━━ DOCUMENT

Re: [RFC,PATCH] RCU: clean up a few remaining synchronize_kernel() calls

From: Paul E. McKenney
Date: Sun Jun 19 2005 - 15:18:12 EST


On Sun, Jun 19, 2005 at 11:53:24AM -0600, Zwane Mwaikambo wrote:
> On Fri, 17 Jun 2005, Paul E. McKenney wrote:
>
> > Please let me know if there are any problems with any of these changes.
>
> Hi Paul,
> Do you have any pending patches to update Documentation/RCU/* too?
> The best i can find explaining usage is from;
>
> http://lwn.net/Articles/130341/

Hello, Zwane,

I did update Documentation/RCU/* to change the uses of synchronize_kernel(),
but was relying on the documentation-extraction stuff to build the API
documentation. So I have the following header comments in mainline:

/**
* synchronize_rcu - wait until a grace period has elapsed.
*
* Control will return to the caller some time after a full grace
* period has elapsed, in other words after all currently executing RCU
* read-side critical sections have completed. RCU read-side critical
* sections are delimited by rcu_read_lock() and rcu_read_unlock(),
* and may be nested.
*
* If your read-side code is not protected by rcu_read_lock(), do -not-
* use synchronize_rcu().
*/

/**
* synchronize_sched - block until all CPUs have exited any non-preemptive
* kernel code sequences.
*
* This means that all preempt_disable code sequences, including NMI and
* hardware-interrupt handlers, in progress on entry will have completed
* before this primitive returns. However, this does not guarantee that
* softirq handlers will have completed, since in some kernels
*
* This primitive provides the guarantees made by the (deprecated)
* synchronize_kernel() API. In contrast, synchronize_rcu() only
* guarantees that rcu_read_lock() sections will have completed.
*/

Hmmm... Looks like some repair is needed in the synchronize_sched()
header comment -- and I vaguely remember someone pointing this out. :-/
See patch below for a fix.

Glancing through the Documentation/RCU/* stuff again, it could definitely
use some help. Would it help if I added an example use of
synchronize_sched() that interacted with NMIs?

Thanx, Paul

---

Signed-off-by: paulmck@xxxxxxxxxx

rcupdate.h | 13 +++++++++----
1 files changed, 9 insertions(+), 4 deletions(-)

━━━━

**SET TASK A:**
Shorten the paragraph of the reply that begins "Glancing through the Documentation/RCU/* stuff again," and keep its main points.
**SET TASK B:**
Copy everything in the reply from "Hmmm... Looks like" down to "interacted with NMIs?".
The records that follow the reply come from a different source.

━━ DATASET ENTRIES

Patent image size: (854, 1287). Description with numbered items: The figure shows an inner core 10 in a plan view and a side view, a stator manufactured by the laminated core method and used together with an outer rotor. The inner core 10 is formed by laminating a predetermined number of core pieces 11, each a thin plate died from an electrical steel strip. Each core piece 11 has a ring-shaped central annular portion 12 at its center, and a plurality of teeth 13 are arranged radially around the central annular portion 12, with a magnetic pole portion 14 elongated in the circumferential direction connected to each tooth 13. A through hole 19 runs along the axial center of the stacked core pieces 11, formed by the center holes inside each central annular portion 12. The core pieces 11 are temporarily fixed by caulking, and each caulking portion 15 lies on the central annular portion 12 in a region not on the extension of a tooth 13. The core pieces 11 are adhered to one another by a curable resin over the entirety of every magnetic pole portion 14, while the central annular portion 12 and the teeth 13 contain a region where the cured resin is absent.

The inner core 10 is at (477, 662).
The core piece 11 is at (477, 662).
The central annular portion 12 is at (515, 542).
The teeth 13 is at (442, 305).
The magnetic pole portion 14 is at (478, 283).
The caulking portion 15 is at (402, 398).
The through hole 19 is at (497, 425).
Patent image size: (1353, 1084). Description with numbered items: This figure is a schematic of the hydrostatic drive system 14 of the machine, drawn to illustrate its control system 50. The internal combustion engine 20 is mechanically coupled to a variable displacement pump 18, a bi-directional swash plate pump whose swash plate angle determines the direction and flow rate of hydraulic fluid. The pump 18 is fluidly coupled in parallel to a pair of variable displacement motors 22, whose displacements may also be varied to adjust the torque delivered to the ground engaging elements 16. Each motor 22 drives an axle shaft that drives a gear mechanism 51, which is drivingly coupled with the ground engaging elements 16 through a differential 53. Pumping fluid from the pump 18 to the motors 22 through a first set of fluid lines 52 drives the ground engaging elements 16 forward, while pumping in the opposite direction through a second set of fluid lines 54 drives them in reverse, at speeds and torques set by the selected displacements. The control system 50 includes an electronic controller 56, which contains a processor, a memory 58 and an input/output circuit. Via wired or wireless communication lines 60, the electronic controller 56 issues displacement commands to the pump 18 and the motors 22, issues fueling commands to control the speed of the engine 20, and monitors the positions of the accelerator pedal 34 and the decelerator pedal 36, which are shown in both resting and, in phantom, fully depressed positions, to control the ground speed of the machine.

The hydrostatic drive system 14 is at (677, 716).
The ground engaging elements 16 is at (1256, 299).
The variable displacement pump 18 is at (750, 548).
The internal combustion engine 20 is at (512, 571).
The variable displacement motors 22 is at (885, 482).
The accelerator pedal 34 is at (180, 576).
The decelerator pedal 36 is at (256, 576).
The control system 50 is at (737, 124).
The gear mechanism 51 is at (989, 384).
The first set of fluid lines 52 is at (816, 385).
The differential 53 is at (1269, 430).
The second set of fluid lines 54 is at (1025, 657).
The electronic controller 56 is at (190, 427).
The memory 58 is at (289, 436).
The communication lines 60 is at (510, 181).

━━━━

**TASK ANSWER A:**
A second look at Documentation/RCU/* shows it clearly needs work, and the writer asks whether adding an example of synchronize_sched() interacting with NMIs would help.

**TASK ANSWER B:**
Hmmm... Looks like some repair is needed in the synchronize_sched()
header comment -- and I vaguely remember someone pointing this out. :-/
See patch below for a fix.

Glancing through the Documentation/RCU/* stuff again, it could definitely
use some help. Would it help if I added an example use of
synchronize_sched() that interacted with NMIs?